*Problem description*
Using the data beneath, show every line that includes the word "text".

*Exercise inputs*

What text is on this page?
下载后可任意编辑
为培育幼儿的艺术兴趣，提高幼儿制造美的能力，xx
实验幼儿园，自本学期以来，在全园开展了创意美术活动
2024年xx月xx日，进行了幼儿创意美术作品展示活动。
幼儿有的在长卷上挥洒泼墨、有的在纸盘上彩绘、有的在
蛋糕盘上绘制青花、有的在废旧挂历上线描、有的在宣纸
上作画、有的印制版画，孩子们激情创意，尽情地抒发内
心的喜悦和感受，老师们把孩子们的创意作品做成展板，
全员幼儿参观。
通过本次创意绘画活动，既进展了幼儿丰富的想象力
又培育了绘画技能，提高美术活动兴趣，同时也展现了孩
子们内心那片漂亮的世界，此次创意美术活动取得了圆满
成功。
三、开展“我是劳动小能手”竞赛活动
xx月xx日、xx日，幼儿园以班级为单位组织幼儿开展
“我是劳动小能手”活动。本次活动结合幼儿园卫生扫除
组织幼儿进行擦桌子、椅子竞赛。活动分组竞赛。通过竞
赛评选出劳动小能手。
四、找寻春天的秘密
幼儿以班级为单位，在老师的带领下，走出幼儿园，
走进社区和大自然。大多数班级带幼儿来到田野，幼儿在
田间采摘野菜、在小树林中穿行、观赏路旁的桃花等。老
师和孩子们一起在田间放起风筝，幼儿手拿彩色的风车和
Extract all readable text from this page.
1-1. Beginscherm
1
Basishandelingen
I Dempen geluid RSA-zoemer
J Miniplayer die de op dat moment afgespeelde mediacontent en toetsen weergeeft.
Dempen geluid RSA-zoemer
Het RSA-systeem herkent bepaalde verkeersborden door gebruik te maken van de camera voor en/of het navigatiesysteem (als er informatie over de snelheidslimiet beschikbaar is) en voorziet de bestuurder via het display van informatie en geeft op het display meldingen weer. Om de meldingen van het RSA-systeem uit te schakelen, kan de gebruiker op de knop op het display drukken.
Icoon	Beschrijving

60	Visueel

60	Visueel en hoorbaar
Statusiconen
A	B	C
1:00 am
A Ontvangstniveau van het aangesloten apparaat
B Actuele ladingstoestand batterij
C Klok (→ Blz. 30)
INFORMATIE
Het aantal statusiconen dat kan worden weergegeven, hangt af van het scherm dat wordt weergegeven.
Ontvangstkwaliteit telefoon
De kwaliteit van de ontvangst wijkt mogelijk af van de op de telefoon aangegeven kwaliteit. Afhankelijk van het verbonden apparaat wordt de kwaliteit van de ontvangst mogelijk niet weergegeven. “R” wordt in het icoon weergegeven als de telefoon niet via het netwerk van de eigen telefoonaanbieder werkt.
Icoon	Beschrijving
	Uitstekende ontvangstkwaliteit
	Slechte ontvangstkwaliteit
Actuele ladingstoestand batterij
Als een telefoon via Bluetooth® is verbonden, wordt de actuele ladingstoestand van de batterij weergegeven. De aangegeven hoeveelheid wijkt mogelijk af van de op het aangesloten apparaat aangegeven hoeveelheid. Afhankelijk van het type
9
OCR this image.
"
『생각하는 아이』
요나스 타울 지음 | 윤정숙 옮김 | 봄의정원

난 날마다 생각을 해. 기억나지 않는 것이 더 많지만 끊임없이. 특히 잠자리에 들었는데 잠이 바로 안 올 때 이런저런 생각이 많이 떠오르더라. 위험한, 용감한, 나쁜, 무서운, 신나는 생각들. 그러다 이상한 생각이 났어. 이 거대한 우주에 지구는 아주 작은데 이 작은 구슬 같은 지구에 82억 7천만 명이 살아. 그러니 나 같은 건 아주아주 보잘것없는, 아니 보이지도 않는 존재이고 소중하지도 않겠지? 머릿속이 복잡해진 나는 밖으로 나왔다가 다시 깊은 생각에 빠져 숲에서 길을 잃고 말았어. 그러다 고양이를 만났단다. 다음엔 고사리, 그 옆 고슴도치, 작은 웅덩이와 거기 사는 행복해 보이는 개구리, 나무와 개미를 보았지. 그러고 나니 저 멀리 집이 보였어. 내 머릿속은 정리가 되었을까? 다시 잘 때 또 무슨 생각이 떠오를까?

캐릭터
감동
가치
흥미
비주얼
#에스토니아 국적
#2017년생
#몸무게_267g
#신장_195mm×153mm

*Exercise solution*
What text is on this page?
Extract all readable text from this page.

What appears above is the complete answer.